-- Start of GIVEN RECORDS --
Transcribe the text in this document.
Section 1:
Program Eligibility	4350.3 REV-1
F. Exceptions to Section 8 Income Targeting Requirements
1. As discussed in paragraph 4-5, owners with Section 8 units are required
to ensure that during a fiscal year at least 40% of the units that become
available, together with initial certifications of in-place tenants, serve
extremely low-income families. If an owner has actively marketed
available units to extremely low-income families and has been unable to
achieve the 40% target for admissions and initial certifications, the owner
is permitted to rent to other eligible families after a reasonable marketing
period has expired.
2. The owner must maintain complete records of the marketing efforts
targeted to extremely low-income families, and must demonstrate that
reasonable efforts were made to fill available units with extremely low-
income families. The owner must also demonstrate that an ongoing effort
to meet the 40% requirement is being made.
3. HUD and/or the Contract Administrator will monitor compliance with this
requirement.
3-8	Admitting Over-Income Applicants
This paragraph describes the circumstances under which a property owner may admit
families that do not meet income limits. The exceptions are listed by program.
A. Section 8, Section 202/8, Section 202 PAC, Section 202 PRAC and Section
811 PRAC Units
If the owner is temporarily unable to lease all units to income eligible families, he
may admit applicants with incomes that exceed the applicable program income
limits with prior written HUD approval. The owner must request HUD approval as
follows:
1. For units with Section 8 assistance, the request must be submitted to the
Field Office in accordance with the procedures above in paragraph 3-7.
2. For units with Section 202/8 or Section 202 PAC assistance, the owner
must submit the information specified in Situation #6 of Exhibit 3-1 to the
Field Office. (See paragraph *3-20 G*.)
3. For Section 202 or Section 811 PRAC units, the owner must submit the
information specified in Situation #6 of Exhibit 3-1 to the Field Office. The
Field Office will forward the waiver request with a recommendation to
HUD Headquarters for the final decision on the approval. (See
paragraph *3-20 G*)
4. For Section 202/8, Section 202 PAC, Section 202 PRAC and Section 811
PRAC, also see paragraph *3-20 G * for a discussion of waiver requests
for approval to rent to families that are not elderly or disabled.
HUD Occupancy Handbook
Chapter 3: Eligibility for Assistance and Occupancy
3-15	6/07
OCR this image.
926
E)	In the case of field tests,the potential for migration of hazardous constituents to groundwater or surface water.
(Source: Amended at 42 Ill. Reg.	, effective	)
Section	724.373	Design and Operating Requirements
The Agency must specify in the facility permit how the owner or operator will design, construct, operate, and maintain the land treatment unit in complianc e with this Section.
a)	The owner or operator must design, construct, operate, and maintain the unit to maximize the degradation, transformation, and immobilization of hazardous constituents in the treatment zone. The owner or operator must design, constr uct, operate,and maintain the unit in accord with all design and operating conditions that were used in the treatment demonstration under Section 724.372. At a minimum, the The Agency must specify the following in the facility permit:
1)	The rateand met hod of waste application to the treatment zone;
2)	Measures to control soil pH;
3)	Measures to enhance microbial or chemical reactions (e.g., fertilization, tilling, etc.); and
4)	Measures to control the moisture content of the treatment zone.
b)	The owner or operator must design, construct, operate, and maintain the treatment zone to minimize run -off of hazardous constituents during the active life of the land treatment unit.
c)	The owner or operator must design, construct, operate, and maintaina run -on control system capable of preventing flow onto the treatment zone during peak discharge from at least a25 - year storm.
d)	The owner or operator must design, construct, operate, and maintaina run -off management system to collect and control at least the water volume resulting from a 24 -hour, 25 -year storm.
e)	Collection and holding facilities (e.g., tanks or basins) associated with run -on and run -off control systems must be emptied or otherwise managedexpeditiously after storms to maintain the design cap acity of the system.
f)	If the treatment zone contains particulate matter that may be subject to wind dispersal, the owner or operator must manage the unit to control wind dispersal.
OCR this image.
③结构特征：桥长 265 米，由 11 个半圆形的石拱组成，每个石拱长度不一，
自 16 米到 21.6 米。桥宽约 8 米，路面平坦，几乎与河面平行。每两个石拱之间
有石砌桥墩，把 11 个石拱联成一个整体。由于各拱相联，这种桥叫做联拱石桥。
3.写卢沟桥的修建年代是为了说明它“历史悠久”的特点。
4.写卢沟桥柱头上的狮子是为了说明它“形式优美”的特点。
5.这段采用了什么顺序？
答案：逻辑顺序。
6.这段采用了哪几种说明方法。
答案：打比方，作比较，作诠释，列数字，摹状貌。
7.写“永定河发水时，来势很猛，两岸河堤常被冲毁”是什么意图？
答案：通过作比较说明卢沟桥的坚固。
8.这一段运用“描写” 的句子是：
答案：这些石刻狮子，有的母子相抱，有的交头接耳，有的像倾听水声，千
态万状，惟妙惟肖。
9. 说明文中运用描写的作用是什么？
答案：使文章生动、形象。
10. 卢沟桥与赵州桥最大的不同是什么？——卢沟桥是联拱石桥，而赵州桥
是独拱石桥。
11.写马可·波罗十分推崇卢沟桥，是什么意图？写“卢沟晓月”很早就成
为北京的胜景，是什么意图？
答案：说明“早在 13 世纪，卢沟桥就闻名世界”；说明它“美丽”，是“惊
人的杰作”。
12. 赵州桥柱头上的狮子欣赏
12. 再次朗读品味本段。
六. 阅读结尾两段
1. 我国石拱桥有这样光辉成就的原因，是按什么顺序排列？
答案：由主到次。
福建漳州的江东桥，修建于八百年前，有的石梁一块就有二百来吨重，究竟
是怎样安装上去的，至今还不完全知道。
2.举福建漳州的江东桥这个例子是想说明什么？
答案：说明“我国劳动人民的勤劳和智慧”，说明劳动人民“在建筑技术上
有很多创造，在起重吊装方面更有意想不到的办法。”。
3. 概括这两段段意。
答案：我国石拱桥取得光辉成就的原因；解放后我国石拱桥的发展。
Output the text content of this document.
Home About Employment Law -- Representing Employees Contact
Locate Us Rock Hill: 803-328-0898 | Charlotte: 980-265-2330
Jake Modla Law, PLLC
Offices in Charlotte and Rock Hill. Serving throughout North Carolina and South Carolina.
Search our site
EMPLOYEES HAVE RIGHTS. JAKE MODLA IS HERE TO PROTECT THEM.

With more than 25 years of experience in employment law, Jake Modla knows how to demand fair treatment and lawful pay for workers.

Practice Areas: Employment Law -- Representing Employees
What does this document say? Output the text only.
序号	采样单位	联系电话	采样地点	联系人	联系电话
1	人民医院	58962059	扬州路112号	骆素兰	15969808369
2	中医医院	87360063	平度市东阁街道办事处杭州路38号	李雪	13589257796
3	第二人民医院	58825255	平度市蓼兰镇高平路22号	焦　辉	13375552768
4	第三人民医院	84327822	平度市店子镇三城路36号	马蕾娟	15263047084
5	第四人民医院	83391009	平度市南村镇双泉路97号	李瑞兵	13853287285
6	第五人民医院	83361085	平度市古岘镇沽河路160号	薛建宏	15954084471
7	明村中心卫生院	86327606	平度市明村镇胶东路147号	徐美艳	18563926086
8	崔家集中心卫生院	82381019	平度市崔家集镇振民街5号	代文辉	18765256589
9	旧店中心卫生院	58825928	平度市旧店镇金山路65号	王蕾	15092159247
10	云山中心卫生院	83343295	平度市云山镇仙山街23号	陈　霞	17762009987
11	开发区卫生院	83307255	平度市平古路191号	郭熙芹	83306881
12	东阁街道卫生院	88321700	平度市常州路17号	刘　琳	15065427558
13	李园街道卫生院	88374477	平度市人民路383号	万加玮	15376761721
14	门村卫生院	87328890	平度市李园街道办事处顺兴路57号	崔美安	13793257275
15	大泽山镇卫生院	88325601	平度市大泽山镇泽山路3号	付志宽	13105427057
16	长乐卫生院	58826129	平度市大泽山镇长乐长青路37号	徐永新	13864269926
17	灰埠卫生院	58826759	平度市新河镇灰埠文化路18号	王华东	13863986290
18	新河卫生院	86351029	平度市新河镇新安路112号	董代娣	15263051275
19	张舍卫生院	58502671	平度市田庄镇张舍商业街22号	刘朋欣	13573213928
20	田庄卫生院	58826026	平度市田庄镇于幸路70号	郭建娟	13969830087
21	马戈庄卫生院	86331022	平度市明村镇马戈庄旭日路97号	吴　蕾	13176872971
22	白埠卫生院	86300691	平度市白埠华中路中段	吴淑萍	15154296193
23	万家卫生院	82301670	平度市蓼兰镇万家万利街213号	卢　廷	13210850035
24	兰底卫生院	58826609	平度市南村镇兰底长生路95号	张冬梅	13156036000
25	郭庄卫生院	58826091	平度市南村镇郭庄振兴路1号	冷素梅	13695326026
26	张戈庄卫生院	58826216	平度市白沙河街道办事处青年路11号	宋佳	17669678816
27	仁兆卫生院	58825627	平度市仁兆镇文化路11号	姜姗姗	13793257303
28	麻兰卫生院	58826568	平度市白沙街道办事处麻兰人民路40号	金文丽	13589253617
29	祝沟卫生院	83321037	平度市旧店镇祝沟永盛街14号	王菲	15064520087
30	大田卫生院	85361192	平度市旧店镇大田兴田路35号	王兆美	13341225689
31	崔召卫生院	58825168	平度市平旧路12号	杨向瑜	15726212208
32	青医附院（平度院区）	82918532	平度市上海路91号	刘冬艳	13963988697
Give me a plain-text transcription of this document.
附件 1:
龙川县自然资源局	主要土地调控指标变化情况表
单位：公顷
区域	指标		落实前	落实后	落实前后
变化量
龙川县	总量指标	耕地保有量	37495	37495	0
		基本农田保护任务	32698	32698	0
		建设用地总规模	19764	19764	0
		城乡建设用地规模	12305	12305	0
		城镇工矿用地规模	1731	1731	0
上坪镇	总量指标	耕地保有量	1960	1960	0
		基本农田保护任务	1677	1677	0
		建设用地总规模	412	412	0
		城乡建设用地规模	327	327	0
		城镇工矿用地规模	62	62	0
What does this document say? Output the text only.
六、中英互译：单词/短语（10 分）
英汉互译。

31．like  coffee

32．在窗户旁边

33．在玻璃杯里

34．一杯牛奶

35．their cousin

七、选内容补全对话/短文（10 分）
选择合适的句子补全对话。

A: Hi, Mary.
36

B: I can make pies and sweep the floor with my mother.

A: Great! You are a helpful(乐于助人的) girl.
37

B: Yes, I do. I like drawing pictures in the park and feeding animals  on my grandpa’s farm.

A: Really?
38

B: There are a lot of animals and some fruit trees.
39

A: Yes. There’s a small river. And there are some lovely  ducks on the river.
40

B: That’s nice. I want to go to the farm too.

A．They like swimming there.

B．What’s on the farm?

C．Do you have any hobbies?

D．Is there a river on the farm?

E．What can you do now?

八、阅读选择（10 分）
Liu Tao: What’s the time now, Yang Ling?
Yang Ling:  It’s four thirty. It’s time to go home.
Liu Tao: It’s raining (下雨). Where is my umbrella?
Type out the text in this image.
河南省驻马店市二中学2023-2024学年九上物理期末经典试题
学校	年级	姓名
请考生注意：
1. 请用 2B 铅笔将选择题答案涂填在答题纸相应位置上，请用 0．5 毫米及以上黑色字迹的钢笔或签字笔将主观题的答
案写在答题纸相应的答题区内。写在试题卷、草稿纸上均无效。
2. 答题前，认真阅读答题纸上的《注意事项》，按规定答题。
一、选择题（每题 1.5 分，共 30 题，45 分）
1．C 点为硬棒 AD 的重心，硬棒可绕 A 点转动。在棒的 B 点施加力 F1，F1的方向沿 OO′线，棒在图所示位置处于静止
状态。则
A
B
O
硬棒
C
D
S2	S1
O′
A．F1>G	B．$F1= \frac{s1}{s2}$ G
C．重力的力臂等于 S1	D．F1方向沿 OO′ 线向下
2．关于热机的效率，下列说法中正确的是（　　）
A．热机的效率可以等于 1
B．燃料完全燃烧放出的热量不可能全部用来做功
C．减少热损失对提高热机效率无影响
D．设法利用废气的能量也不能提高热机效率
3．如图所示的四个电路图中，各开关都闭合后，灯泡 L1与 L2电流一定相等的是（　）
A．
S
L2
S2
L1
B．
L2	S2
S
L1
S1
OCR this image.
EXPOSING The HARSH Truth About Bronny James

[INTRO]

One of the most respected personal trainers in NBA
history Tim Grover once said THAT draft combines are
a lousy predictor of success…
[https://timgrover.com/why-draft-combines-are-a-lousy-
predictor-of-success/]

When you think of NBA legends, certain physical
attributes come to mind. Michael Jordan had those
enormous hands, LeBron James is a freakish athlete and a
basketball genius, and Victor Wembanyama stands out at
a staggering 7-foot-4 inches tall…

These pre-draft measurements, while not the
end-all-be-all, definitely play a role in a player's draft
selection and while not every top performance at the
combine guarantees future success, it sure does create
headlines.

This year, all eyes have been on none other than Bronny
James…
-- End of GIVEN RECORDS --
◆ **TASK DIRECTIONS**:
Above are records; say how many of their lines contain the word "farm", giving only the number.

◆ **FULL RESPONSE**:
4